GIVEN REQUEST:
All lines in the data bearing the string "name" should be identified and copied.

── MATERIALS PROVIDED

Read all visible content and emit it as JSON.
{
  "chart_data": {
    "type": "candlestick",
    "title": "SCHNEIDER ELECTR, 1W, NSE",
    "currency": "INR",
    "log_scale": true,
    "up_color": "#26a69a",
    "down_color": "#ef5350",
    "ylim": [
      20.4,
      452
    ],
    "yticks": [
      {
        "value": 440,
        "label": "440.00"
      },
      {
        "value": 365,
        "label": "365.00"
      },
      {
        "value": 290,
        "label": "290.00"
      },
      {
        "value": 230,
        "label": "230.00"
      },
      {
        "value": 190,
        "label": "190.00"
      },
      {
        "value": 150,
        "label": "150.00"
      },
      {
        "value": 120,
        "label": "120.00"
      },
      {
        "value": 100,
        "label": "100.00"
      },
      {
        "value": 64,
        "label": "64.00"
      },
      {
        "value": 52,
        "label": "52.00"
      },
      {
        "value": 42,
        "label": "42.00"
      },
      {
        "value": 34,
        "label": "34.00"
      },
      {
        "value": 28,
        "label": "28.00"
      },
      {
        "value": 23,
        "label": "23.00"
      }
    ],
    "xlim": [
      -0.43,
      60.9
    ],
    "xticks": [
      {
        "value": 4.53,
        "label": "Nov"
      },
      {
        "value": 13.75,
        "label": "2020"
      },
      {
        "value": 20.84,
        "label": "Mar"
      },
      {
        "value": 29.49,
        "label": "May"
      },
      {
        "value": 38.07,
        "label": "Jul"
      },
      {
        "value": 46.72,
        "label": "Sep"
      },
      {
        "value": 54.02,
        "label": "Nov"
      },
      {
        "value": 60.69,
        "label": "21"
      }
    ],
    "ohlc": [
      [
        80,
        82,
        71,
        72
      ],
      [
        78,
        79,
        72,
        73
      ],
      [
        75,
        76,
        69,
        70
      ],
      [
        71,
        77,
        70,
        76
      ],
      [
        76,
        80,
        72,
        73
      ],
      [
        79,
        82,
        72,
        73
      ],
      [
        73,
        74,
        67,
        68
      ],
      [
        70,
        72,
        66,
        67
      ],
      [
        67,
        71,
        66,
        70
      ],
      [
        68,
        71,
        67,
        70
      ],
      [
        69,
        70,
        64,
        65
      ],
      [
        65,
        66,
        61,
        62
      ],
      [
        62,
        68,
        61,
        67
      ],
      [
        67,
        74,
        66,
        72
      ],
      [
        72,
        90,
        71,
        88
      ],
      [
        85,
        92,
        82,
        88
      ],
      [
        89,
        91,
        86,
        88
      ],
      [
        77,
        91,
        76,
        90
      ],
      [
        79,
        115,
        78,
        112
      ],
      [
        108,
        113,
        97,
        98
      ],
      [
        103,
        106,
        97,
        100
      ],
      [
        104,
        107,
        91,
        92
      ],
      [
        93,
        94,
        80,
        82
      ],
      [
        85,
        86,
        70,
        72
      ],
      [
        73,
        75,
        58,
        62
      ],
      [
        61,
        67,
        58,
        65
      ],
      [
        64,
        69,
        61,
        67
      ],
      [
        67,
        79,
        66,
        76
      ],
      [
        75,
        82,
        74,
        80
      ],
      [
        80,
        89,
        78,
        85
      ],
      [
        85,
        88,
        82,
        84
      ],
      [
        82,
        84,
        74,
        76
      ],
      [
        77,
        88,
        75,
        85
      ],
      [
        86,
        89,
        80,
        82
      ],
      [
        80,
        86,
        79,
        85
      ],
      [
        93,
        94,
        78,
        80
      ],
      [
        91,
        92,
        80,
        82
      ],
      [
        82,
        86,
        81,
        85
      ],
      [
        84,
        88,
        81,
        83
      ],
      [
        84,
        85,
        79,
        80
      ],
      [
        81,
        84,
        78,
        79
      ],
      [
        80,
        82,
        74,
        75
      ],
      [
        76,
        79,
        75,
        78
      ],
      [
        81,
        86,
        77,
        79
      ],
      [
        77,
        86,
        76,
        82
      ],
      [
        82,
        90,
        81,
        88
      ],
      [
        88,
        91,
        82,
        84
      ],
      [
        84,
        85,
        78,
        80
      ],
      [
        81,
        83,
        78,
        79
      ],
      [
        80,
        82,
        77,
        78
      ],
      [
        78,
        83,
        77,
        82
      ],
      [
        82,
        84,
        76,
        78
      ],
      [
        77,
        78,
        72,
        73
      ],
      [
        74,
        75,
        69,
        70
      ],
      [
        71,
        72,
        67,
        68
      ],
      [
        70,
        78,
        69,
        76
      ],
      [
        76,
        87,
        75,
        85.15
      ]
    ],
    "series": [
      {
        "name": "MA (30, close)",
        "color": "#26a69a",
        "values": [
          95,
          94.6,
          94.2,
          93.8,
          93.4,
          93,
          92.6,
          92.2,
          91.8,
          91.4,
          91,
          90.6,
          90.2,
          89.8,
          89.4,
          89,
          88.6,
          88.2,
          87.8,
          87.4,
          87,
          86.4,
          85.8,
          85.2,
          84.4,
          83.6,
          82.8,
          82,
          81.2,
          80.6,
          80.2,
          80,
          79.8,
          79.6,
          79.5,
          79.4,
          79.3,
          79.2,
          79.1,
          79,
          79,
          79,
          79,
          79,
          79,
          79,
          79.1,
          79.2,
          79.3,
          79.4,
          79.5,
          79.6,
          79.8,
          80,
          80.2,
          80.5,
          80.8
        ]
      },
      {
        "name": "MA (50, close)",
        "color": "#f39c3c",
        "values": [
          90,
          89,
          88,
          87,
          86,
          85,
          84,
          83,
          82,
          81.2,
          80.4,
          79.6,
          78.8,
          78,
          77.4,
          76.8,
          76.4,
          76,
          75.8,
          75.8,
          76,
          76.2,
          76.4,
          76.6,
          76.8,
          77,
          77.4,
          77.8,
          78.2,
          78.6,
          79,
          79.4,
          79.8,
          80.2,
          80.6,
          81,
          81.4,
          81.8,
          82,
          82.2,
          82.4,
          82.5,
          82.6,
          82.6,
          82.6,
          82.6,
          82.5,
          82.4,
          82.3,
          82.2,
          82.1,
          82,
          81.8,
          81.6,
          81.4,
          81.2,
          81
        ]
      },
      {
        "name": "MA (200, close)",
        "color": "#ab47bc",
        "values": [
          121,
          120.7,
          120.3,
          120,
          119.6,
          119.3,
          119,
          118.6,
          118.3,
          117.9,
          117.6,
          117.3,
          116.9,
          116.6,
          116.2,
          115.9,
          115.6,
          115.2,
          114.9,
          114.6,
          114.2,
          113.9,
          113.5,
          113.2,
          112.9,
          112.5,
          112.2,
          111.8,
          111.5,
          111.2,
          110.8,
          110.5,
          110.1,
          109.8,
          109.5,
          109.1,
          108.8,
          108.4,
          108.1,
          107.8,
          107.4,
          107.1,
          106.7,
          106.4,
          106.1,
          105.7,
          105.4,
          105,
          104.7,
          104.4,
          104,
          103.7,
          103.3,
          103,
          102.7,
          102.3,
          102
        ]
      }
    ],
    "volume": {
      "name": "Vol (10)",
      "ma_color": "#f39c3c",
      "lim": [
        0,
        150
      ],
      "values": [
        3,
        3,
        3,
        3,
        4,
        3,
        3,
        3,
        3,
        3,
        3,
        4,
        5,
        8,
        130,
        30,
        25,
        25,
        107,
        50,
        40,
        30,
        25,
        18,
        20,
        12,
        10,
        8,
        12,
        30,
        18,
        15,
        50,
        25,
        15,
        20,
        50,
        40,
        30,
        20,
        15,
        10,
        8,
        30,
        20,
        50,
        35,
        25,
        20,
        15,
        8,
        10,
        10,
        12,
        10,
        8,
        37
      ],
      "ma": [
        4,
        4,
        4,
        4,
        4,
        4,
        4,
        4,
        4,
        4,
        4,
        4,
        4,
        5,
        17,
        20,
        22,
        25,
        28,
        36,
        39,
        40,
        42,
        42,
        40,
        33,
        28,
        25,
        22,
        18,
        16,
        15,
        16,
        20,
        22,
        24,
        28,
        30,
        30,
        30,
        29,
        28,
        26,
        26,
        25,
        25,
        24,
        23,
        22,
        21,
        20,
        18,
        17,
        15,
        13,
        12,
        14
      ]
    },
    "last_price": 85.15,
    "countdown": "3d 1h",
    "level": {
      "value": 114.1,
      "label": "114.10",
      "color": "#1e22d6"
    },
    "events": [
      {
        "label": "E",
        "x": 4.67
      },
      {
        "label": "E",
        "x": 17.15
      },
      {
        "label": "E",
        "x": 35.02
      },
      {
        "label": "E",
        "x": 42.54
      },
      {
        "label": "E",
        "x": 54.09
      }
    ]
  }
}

────

EXERCISE SOLUTION:
        "name": "MA (30, close)",
        "name": "MA (50, close)",
        "name": "MA (200, close)",
      "name": "Vol (10)",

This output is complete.